EXCERPTED DATA:
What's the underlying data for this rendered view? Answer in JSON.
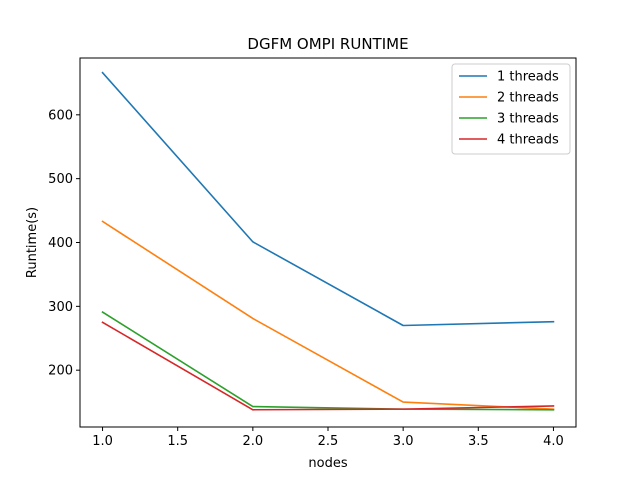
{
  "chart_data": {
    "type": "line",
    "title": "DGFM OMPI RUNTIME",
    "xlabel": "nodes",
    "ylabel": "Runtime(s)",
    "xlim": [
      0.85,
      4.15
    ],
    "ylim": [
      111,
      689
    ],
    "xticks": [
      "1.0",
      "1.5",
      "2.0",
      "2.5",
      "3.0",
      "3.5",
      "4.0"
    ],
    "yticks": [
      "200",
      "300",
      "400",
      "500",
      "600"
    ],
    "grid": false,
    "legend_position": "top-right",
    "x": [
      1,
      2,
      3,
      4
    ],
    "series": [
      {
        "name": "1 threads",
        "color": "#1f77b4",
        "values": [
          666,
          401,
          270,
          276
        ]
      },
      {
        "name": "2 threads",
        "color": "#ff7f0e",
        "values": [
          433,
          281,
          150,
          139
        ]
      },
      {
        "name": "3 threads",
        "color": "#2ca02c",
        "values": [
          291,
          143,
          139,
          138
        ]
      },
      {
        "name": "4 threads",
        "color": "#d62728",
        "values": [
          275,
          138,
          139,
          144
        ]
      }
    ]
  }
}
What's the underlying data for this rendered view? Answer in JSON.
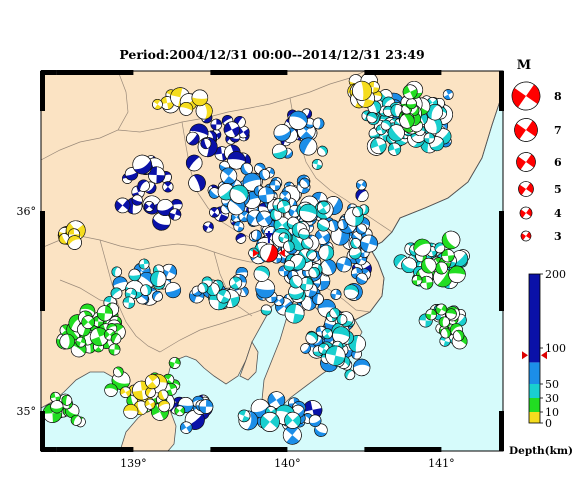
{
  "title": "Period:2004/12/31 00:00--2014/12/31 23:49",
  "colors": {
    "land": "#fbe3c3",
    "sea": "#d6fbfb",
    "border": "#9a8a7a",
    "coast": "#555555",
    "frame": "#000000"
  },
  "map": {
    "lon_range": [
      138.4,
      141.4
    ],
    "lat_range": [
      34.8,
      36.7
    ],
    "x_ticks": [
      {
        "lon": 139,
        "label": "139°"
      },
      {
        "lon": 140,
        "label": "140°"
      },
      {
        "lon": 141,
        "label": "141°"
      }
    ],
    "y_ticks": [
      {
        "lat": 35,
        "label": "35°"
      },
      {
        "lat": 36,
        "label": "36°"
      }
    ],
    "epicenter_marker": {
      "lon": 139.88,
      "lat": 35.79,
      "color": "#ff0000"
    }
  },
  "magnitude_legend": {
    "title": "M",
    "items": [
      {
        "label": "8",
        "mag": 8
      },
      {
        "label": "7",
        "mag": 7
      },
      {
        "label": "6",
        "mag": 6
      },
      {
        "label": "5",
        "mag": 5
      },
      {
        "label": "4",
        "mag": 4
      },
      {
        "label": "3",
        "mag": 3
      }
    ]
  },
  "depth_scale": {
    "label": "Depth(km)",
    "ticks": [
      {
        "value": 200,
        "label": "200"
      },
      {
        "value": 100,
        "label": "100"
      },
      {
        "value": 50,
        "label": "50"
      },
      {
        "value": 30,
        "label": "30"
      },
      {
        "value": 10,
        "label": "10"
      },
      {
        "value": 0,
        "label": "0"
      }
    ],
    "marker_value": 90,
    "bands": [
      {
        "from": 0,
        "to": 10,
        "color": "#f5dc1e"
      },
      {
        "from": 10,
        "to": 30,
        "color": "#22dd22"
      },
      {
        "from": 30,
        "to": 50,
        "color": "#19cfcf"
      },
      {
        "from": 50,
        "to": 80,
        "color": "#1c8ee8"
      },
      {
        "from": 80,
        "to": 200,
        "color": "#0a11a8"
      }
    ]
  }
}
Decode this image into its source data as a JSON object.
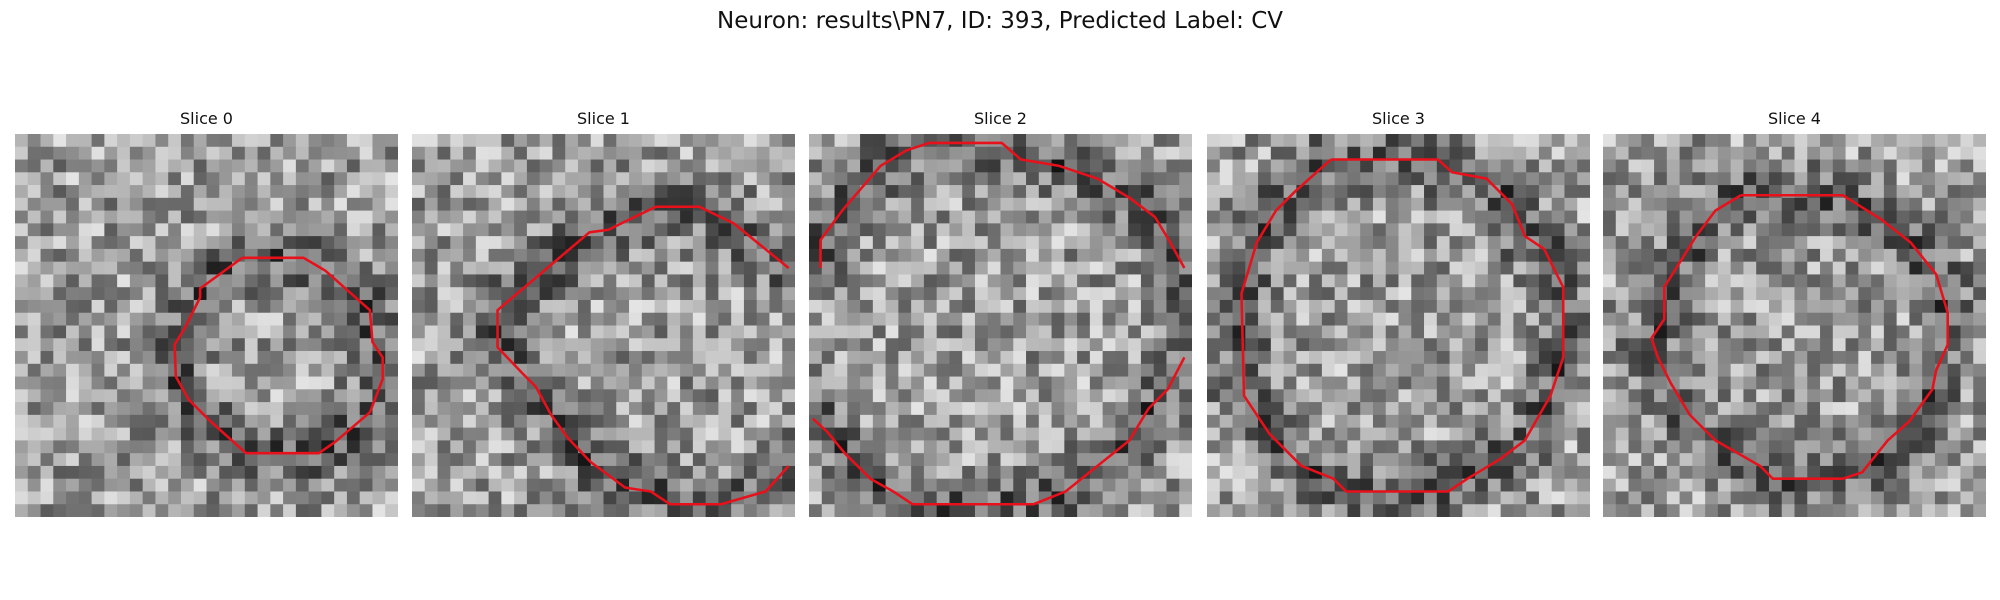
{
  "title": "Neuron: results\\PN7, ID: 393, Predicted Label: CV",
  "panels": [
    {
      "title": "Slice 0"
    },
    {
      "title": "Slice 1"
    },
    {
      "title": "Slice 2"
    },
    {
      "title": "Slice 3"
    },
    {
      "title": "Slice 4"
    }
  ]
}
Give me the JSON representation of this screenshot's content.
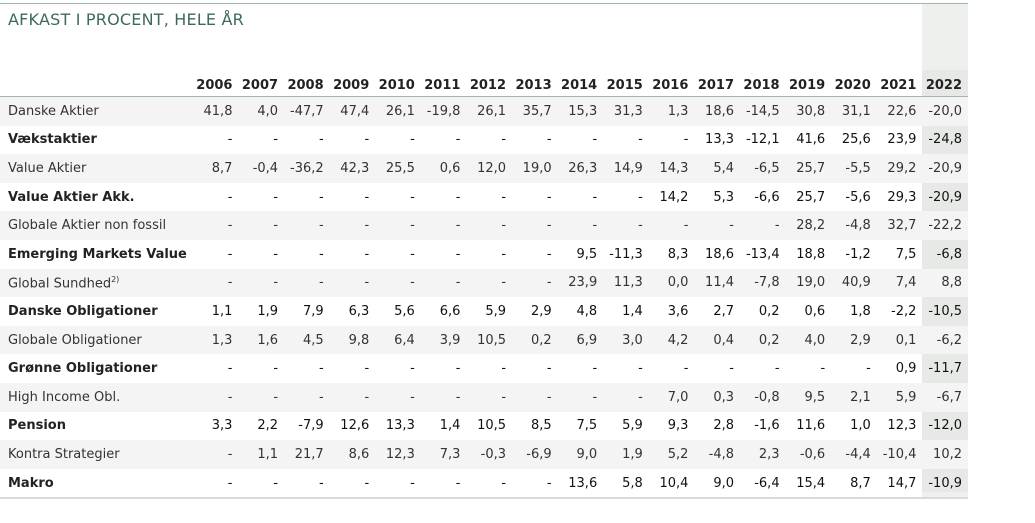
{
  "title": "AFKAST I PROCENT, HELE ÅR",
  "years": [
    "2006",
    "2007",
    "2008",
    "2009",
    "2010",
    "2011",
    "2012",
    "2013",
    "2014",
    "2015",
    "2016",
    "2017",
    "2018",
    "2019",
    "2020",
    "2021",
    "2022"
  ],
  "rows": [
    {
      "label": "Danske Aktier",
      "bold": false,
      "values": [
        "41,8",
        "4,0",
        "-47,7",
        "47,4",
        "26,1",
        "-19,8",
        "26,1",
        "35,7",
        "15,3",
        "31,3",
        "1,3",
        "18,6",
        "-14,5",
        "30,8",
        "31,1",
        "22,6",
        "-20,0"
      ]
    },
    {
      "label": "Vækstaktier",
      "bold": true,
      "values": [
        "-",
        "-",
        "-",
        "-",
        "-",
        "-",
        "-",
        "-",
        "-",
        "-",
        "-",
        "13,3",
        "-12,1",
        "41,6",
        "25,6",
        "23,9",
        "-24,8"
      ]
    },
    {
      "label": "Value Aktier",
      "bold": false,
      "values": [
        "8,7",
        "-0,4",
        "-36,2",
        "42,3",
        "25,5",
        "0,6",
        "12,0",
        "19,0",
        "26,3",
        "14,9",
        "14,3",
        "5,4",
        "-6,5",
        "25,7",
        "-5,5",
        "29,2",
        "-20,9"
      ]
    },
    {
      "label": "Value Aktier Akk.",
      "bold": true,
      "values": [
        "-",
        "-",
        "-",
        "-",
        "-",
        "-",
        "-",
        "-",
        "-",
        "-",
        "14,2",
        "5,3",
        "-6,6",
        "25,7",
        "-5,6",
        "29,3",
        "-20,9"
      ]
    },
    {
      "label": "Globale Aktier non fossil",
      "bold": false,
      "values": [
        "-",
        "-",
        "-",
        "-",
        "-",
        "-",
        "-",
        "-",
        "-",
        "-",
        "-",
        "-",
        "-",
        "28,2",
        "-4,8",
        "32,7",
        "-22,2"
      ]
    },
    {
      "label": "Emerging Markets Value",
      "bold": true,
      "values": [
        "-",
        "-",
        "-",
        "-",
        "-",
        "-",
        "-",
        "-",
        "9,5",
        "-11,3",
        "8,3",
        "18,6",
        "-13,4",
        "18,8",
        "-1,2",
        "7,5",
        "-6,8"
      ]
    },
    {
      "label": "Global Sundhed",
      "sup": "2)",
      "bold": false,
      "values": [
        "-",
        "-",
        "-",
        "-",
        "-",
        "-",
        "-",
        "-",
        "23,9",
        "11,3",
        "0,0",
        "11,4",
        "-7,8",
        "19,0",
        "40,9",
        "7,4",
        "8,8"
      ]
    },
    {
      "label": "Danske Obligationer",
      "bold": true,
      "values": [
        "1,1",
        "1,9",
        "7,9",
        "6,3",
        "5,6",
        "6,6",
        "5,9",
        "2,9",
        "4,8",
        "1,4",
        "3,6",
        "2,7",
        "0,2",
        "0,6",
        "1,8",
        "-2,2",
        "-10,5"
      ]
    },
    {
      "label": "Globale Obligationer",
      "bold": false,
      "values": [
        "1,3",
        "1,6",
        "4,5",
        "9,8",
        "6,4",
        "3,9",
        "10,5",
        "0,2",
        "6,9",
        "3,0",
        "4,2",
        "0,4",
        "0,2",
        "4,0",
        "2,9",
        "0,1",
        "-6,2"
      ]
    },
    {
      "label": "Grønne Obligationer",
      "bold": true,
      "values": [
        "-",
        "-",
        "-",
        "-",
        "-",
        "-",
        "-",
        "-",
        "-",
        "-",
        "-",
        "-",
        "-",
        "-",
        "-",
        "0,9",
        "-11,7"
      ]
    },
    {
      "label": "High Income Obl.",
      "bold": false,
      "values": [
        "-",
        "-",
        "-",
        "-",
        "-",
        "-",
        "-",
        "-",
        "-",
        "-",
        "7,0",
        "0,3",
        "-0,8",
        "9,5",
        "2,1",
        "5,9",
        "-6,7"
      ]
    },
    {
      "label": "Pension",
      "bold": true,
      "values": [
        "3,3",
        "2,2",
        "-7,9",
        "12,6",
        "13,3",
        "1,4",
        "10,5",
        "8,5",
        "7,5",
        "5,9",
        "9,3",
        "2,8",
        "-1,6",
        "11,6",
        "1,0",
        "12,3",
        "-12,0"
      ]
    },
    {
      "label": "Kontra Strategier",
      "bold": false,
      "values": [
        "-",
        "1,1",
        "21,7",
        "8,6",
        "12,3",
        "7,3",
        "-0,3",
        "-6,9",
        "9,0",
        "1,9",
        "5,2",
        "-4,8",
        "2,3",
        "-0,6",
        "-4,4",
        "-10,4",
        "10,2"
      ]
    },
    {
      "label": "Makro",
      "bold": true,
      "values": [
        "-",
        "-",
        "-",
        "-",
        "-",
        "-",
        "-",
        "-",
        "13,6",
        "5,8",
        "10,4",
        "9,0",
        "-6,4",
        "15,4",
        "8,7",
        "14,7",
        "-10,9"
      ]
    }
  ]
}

TASK INSTRUCTIONS: Filter the records above for lines containing the word "Obligationer", and copy those lines.

COMPLETE RESPONSE:
      "label": "Danske Obligationer",
      "label": "Globale Obligationer",
      "label": "Grønne Obligationer",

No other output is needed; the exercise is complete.